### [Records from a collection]

* Begin *

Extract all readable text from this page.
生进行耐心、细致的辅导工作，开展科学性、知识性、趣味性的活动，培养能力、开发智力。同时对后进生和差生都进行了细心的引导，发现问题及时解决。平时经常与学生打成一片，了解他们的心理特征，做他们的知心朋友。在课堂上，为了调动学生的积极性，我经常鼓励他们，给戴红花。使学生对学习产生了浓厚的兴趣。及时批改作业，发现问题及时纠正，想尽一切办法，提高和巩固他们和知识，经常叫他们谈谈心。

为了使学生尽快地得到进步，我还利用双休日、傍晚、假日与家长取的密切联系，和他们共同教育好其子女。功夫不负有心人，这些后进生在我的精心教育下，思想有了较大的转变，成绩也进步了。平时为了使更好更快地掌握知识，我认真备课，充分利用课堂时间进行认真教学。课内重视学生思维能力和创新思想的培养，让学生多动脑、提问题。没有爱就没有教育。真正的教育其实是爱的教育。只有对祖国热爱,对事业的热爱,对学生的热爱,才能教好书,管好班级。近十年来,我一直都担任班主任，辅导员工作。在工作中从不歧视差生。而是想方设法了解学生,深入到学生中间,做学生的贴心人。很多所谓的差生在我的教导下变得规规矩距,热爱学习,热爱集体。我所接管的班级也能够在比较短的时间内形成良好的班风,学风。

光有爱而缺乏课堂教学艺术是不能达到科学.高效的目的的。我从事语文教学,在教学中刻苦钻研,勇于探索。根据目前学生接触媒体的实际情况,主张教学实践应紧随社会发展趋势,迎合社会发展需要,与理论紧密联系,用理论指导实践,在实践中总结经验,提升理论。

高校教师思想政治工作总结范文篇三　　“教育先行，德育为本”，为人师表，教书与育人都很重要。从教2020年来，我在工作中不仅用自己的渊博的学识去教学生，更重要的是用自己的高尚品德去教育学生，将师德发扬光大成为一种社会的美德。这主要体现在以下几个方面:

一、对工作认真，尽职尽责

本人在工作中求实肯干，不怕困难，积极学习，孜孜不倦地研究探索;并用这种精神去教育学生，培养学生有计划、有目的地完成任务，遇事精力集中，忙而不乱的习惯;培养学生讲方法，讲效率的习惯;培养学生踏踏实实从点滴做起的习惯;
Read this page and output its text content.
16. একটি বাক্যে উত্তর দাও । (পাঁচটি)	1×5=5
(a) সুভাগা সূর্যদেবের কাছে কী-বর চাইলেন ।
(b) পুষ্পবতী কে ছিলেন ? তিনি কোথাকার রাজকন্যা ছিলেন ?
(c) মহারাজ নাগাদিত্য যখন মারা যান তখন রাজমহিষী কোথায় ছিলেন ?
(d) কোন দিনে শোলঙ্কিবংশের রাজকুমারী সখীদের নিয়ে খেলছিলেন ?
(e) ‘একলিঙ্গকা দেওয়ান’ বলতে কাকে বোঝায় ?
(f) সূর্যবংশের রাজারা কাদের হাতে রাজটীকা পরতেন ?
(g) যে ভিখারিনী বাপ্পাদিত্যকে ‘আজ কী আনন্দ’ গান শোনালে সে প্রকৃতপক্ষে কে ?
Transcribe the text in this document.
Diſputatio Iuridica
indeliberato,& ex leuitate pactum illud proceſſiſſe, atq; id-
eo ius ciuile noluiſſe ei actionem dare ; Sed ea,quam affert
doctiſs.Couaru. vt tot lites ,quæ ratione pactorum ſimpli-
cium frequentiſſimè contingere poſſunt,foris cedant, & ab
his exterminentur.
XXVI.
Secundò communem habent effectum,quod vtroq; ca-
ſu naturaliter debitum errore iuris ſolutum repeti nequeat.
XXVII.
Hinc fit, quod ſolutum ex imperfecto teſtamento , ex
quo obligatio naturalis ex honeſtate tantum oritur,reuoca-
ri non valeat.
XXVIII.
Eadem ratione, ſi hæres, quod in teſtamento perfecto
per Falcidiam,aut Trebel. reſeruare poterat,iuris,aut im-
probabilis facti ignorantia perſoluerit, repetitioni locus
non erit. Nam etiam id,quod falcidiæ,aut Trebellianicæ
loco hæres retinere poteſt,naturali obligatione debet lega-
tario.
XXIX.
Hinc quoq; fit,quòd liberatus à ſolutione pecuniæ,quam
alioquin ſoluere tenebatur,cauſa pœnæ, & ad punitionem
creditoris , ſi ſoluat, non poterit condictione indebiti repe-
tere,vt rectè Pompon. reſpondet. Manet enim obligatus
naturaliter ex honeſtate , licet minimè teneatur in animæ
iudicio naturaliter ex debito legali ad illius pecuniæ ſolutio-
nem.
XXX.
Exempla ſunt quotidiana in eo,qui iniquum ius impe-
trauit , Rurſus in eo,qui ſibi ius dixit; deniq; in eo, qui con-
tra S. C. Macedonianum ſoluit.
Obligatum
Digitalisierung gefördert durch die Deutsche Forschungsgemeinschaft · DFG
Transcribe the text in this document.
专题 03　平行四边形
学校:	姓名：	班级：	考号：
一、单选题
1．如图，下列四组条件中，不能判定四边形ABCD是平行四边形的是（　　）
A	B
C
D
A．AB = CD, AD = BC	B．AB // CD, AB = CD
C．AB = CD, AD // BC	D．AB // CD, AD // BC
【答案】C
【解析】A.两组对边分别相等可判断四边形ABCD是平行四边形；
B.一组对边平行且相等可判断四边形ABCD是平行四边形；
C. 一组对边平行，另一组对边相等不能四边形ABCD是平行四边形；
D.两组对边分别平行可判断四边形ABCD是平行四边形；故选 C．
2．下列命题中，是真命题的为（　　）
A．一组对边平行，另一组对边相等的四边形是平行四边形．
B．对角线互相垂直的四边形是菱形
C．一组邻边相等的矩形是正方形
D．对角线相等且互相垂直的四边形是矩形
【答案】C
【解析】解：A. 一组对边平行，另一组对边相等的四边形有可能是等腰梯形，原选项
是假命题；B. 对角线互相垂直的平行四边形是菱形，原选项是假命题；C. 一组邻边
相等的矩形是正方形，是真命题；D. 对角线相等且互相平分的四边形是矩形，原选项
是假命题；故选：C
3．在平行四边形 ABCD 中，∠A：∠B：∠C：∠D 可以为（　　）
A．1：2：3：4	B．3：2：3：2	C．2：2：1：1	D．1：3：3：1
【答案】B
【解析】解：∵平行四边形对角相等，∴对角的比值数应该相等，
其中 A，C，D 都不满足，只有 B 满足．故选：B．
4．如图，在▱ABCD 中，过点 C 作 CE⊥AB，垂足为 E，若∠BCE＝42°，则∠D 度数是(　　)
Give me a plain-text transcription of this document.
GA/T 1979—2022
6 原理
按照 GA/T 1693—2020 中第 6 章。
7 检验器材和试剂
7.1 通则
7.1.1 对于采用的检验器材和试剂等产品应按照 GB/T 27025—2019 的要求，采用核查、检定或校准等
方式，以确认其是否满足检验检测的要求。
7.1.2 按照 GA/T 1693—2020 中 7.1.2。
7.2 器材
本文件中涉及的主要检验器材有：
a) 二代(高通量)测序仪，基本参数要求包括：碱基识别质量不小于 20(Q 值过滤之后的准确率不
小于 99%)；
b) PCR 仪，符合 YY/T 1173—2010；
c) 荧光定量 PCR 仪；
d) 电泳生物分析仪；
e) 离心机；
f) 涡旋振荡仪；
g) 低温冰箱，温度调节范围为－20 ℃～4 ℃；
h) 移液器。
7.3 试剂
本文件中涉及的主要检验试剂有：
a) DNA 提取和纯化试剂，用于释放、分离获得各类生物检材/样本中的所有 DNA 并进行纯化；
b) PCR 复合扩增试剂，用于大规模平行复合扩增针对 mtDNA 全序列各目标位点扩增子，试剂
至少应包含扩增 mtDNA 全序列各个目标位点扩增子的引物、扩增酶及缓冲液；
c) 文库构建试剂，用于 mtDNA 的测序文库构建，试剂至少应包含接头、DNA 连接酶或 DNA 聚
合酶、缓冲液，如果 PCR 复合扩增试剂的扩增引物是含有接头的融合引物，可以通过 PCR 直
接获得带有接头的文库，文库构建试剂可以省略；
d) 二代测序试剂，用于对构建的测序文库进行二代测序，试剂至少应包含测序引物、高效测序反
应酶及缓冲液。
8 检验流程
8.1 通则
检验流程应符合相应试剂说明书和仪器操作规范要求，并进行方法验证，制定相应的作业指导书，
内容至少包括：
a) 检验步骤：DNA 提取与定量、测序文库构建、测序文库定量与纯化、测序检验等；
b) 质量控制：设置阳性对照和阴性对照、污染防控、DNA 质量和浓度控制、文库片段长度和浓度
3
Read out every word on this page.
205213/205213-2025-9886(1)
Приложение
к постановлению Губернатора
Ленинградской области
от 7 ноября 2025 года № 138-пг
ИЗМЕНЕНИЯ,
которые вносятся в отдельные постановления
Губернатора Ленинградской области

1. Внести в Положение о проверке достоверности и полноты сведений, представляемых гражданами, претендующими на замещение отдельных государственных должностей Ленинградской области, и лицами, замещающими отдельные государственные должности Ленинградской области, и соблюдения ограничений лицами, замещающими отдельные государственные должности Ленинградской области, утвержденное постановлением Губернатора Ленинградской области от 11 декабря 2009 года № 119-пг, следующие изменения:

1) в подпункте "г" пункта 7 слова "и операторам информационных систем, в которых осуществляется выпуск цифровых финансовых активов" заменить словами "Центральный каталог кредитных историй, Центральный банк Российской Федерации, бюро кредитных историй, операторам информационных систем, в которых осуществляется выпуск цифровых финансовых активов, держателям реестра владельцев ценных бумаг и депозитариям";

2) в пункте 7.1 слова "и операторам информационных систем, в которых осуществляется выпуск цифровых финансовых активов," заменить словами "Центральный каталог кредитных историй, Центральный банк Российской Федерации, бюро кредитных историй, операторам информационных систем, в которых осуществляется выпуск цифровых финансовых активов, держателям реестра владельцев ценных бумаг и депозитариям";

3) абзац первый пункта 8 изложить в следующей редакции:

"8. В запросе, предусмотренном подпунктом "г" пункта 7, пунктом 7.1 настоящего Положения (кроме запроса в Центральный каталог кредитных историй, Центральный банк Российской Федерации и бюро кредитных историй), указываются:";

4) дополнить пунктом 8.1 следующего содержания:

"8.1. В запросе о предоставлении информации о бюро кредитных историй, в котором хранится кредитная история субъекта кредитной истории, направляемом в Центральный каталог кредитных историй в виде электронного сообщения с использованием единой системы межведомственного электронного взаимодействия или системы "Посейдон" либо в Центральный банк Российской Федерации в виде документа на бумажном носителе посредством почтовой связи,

* End *

### [Challenge]
Reproduce each line of the entries in which the word "honeſtate" is found.

### [Solution to the problem]
quo obligatio naturalis ex honeſtate tantum oritur,reuoca-
naturaliter ex honeſtate , licet minimè teneatur in animæ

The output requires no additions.